WRITTEN TASK: Copy, from the entries below, each line in which the string "pass" appears.

:: PROVIDED INFORMATION ::

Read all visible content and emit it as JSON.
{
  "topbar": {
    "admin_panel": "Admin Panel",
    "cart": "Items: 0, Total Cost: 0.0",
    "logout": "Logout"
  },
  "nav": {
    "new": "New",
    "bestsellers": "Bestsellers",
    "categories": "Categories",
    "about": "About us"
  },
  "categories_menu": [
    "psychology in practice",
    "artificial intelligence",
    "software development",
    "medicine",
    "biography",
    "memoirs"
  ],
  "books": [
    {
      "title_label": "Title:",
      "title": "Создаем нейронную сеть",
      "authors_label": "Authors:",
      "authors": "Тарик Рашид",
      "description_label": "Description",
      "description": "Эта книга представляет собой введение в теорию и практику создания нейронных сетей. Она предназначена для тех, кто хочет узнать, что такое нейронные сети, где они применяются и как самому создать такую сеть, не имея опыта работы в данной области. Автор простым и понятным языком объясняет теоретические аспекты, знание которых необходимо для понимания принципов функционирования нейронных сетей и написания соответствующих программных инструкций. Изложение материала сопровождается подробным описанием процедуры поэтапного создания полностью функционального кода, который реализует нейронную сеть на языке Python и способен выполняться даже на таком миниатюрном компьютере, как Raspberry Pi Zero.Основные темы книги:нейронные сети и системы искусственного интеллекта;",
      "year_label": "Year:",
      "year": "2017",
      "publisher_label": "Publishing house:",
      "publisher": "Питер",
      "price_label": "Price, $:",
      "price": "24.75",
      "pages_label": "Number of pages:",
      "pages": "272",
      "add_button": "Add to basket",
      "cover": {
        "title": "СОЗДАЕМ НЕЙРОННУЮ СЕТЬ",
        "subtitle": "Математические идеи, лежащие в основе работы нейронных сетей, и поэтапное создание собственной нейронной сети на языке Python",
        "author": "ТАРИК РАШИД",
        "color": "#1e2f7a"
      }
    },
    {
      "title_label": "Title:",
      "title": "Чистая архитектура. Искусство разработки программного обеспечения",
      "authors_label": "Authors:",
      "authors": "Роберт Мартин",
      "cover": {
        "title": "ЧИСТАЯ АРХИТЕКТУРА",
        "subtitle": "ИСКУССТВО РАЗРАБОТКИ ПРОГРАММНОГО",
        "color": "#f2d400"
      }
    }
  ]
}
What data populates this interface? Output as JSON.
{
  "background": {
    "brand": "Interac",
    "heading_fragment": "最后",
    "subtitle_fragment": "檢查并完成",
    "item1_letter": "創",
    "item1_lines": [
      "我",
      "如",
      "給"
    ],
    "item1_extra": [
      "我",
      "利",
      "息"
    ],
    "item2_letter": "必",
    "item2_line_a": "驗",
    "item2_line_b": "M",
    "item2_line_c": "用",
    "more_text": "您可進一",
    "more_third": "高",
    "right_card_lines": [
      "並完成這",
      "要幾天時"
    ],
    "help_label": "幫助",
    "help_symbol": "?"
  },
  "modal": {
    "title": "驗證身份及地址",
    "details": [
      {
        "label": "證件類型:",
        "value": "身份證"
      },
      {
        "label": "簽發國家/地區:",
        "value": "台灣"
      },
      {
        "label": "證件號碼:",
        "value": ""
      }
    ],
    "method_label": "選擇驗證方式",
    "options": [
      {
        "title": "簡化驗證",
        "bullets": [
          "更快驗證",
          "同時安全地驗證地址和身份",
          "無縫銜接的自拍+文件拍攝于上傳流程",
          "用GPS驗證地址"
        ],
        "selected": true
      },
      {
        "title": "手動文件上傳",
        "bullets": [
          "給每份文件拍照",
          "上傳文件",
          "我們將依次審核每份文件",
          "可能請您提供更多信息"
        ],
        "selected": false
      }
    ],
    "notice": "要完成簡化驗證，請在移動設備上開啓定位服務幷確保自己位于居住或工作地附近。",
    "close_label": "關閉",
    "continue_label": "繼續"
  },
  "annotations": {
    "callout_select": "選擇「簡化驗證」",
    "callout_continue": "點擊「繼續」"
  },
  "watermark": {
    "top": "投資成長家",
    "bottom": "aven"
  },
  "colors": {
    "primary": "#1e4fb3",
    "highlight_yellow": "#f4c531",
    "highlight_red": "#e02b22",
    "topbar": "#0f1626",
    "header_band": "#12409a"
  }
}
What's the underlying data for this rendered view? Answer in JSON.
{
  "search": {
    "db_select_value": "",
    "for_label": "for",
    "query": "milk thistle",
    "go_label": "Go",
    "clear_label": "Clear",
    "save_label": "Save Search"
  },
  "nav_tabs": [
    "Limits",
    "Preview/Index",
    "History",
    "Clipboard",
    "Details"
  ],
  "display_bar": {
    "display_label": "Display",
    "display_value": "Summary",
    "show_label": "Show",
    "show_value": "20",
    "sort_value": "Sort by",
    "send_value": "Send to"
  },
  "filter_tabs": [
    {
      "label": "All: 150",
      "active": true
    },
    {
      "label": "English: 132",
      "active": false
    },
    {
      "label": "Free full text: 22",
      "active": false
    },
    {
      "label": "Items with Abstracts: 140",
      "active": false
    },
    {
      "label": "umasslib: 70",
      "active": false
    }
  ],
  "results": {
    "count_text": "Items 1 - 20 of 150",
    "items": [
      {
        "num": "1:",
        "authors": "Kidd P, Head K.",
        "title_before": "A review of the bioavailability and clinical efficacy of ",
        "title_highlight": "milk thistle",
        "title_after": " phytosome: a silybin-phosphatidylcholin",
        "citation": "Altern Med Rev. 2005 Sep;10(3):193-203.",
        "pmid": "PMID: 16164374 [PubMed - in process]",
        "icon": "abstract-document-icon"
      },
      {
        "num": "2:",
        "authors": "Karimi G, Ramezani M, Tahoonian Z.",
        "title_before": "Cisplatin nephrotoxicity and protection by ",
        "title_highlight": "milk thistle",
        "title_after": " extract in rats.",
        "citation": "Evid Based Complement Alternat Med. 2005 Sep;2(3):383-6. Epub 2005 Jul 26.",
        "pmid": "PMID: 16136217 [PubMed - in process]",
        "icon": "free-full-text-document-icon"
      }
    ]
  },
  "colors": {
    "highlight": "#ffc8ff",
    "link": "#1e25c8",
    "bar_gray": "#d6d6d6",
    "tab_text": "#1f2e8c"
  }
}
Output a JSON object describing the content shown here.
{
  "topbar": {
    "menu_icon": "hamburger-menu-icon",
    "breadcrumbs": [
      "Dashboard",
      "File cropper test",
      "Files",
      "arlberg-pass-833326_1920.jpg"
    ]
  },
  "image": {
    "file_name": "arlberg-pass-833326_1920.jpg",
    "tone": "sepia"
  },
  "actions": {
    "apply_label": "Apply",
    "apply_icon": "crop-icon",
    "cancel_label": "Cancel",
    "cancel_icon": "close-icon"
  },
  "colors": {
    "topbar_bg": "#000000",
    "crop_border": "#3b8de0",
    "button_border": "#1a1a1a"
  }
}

:::

RESULT FOR THIS TASK:
      "arlberg-pass-833326_1920.jpg"
    "file_name": "arlberg-pass-833326_1920.jpg",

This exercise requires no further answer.